# STORED ROWS:
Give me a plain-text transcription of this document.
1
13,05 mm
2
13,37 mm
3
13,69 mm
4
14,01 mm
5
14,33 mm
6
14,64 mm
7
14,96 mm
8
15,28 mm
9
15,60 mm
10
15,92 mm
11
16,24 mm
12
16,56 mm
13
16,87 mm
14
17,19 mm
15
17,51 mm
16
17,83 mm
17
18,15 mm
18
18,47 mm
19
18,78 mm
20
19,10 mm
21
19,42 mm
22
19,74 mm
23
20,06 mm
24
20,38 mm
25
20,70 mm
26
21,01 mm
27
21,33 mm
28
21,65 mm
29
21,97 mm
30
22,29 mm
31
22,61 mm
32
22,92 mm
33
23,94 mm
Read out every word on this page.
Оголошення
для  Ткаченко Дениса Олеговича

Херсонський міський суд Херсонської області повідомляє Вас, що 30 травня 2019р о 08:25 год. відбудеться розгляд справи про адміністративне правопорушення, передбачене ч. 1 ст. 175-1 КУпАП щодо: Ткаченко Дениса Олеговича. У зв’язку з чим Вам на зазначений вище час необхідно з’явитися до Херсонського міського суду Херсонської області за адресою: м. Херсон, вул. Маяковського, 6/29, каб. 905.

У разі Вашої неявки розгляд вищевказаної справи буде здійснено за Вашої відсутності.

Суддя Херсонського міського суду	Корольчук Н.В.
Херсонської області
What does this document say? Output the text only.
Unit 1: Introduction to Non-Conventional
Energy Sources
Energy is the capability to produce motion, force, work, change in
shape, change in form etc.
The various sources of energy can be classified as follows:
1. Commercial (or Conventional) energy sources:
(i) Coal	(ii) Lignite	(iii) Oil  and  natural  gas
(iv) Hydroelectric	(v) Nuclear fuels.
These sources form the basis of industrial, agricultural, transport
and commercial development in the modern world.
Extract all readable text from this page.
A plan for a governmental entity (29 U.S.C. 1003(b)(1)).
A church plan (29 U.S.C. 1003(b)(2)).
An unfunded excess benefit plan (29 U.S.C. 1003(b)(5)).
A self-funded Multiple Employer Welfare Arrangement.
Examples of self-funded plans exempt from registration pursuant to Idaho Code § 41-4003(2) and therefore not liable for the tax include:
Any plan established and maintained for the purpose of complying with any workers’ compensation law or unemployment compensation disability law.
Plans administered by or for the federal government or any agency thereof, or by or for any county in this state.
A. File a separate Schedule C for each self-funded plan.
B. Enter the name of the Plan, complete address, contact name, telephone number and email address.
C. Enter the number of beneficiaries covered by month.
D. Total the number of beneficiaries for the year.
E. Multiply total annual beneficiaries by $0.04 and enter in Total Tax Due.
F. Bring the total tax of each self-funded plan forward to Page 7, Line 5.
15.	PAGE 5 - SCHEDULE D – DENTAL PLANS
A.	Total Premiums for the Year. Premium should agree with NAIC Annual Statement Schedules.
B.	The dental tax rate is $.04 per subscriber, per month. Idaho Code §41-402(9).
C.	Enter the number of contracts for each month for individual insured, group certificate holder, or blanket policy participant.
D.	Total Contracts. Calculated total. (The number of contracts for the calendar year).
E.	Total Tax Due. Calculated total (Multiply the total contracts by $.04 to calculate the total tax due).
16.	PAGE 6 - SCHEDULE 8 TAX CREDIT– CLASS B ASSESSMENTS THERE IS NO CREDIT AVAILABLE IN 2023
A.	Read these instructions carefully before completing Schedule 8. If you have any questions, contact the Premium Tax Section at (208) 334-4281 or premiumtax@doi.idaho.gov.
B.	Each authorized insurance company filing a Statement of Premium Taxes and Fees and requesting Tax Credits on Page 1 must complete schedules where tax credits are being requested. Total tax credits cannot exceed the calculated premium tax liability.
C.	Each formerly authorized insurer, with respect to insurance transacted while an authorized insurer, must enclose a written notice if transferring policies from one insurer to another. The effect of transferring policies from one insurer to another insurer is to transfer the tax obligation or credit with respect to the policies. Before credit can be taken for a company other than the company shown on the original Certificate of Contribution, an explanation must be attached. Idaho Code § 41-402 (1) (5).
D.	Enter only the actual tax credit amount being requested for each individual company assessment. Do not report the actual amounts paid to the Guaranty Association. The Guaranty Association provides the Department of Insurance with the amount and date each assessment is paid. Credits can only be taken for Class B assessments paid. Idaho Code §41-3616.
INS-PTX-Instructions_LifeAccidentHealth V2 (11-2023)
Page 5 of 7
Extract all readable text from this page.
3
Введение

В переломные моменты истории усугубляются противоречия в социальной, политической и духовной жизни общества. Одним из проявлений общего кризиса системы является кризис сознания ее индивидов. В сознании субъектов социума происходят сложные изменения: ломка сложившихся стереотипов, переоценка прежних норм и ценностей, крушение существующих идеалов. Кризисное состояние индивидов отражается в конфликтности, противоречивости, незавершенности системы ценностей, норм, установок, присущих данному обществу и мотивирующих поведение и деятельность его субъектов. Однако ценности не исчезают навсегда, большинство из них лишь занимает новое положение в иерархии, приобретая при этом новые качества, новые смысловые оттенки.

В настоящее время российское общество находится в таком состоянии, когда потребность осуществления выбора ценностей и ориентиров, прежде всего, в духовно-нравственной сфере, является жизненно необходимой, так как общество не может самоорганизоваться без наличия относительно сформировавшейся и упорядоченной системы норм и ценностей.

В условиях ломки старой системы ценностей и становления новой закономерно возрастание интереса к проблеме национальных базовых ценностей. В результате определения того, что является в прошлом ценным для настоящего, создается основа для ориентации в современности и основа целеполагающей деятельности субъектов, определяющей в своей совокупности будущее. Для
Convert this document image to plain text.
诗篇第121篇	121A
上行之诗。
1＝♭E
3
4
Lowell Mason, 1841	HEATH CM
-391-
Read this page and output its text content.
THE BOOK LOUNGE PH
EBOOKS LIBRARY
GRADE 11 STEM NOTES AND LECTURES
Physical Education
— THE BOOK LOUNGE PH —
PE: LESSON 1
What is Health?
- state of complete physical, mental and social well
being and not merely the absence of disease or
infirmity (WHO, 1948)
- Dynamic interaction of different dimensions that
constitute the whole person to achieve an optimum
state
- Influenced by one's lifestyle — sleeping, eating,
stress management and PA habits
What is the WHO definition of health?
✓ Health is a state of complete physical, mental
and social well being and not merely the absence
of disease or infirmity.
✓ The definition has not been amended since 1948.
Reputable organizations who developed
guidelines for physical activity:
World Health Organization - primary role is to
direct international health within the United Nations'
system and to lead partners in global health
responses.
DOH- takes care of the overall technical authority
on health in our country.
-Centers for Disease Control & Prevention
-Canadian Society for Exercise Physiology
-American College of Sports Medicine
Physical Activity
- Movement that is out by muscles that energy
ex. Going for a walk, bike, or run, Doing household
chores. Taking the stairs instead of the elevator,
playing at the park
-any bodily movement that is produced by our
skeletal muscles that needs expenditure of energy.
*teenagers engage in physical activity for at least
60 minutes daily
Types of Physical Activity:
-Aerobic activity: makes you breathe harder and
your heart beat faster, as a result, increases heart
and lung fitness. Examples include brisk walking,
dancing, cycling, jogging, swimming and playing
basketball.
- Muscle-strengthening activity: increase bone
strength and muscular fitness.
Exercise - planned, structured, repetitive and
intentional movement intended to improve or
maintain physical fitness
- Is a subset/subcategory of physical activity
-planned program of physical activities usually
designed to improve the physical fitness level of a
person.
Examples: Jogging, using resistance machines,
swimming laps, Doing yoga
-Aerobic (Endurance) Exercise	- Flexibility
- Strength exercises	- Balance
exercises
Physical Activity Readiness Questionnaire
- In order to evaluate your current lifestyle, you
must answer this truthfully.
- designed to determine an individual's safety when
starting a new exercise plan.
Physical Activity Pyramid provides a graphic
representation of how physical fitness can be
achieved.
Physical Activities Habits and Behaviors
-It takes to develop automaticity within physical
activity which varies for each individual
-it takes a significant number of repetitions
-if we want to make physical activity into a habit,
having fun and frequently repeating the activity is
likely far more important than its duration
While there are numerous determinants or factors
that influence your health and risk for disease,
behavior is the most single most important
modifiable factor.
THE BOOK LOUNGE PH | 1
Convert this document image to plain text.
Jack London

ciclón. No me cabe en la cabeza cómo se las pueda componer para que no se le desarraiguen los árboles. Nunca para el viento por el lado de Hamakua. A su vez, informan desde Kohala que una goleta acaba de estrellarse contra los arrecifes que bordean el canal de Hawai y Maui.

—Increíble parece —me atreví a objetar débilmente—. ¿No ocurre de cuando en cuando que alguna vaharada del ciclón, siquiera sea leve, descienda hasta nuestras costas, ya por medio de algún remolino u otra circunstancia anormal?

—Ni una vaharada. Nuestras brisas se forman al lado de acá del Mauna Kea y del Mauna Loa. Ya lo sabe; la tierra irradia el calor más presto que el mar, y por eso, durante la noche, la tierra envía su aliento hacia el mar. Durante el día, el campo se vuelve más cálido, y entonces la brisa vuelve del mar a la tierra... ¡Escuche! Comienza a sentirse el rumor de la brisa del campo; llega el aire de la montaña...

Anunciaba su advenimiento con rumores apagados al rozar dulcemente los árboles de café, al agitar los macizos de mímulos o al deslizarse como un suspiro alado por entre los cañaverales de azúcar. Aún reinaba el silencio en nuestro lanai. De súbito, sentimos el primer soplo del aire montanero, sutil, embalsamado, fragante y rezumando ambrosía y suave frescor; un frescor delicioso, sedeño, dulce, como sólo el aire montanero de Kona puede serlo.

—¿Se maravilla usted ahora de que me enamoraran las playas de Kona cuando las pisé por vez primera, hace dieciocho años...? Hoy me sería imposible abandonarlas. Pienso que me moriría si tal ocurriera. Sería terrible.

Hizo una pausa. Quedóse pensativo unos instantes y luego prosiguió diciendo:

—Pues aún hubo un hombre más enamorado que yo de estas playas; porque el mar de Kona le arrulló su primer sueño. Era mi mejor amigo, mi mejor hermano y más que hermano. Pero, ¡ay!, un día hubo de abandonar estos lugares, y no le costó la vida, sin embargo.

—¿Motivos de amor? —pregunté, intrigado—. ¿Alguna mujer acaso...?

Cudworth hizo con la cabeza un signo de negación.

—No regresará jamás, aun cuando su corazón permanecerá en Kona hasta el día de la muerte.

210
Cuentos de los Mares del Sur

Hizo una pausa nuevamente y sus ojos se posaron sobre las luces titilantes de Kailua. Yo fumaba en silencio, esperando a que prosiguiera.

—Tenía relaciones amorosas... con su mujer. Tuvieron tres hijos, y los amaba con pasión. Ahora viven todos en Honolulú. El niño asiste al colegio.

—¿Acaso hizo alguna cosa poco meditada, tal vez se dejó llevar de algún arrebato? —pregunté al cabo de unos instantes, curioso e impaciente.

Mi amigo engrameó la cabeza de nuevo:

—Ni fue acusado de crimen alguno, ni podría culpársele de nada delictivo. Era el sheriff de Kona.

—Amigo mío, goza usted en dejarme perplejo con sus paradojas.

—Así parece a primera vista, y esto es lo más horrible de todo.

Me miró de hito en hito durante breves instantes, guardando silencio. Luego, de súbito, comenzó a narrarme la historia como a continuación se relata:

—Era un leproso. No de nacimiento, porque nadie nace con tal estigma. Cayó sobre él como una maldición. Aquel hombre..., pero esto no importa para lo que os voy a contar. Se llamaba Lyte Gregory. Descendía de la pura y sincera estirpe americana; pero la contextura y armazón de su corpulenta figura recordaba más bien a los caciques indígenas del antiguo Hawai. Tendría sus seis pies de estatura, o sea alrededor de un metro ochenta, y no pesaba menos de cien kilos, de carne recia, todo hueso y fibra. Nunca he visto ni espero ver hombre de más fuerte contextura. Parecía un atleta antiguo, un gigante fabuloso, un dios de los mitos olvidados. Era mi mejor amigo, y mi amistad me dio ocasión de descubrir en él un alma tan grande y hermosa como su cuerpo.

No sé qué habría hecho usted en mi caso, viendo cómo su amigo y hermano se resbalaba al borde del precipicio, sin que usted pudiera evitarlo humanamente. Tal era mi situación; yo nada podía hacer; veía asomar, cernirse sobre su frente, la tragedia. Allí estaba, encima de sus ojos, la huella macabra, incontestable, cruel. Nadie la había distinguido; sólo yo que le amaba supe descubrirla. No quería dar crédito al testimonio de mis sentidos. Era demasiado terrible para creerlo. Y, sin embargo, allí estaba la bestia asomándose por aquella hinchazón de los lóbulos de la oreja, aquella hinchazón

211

# INSTRUCTION:
Tally how many lines of the records hold the word "planned". Answer with the number only.

# ANSWER TO THE EXERCISE:
2